(What you will do):
Please copy the records below, changing each "gridline" to "grid line" and leaving everything else as it is.

(Exercise material):
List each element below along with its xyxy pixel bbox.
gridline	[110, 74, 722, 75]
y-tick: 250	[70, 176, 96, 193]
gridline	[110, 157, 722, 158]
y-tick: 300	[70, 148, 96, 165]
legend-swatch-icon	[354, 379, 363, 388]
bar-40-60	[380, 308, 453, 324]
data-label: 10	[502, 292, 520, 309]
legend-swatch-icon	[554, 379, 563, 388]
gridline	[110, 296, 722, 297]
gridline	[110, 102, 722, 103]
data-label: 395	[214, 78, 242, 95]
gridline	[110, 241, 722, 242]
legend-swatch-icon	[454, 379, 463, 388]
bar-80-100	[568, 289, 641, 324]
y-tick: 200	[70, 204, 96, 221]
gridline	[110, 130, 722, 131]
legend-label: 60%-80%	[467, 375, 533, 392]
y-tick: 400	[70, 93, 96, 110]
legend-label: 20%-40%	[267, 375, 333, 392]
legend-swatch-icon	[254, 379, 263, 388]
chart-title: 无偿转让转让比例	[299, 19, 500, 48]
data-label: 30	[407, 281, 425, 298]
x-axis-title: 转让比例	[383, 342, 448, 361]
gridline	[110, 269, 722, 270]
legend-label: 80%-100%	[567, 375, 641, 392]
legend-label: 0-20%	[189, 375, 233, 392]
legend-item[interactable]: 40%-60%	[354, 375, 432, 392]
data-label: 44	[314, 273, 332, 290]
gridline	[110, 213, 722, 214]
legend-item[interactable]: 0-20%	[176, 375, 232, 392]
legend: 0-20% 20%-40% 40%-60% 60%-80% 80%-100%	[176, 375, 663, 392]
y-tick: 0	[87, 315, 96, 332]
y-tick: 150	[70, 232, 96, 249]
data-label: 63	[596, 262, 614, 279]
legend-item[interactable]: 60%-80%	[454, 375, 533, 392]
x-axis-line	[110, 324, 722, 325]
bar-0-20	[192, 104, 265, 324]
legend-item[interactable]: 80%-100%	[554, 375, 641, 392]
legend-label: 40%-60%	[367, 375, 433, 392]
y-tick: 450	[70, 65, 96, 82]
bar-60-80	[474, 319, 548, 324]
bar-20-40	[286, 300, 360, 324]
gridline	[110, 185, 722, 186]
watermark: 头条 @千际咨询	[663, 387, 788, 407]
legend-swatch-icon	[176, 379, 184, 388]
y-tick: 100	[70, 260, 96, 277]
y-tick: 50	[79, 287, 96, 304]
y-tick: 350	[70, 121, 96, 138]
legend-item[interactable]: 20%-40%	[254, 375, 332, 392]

(Right answer):
List each element below along with its xyxy pixel bbox.
grid line	[110, 74, 722, 75]
y-tick: 250	[70, 176, 96, 193]
grid line	[110, 157, 722, 158]
y-tick: 300	[70, 148, 96, 165]
legend-swatch-icon	[354, 379, 363, 388]
bar-40-60	[380, 308, 453, 324]
data-label: 10	[502, 292, 520, 309]
legend-swatch-icon	[554, 379, 563, 388]
grid line	[110, 296, 722, 297]
grid line	[110, 102, 722, 103]
data-label: 395	[214, 78, 242, 95]
grid line	[110, 241, 722, 242]
legend-swatch-icon	[454, 379, 463, 388]
bar-80-100	[568, 289, 641, 324]
y-tick: 200	[70, 204, 96, 221]
grid line	[110, 130, 722, 131]
legend-label: 60%-80%	[467, 375, 533, 392]
y-tick: 400	[70, 93, 96, 110]
legend-label: 20%-40%	[267, 375, 333, 392]
legend-swatch-icon	[254, 379, 263, 388]
chart-title: 无偿转让转让比例	[299, 19, 500, 48]
data-label: 30	[407, 281, 425, 298]
x-axis-title: 转让比例	[383, 342, 448, 361]
grid line	[110, 269, 722, 270]
legend-label: 80%-100%	[567, 375, 641, 392]
legend-label: 0-20%	[189, 375, 233, 392]
legend-item[interactable]: 40%-60%	[354, 375, 432, 392]
data-label: 44	[314, 273, 332, 290]
grid line	[110, 213, 722, 214]
legend-item[interactable]: 0-20%	[176, 375, 232, 392]
legend: 0-20% 20%-40% 40%-60% 60%-80% 80%-100%	[176, 375, 663, 392]
y-tick: 0	[87, 315, 96, 332]
y-tick: 150	[70, 232, 96, 249]
data-label: 63	[596, 262, 614, 279]
legend-item[interactable]: 60%-80%	[454, 375, 533, 392]
x-axis-line	[110, 324, 722, 325]
bar-0-20	[192, 104, 265, 324]
legend-item[interactable]: 80%-100%	[554, 375, 641, 392]
legend-label: 40%-60%	[367, 375, 433, 392]
y-tick: 450	[70, 65, 96, 82]
bar-60-80	[474, 319, 548, 324]
bar-20-40	[286, 300, 360, 324]
grid line	[110, 185, 722, 186]
watermark: 头条 @千际咨询	[663, 387, 788, 407]
legend-swatch-icon	[176, 379, 184, 388]
y-tick: 100	[70, 260, 96, 277]
y-tick: 50	[79, 287, 96, 304]
y-tick: 350	[70, 121, 96, 138]
legend-item[interactable]: 20%-40%	[254, 375, 332, 392]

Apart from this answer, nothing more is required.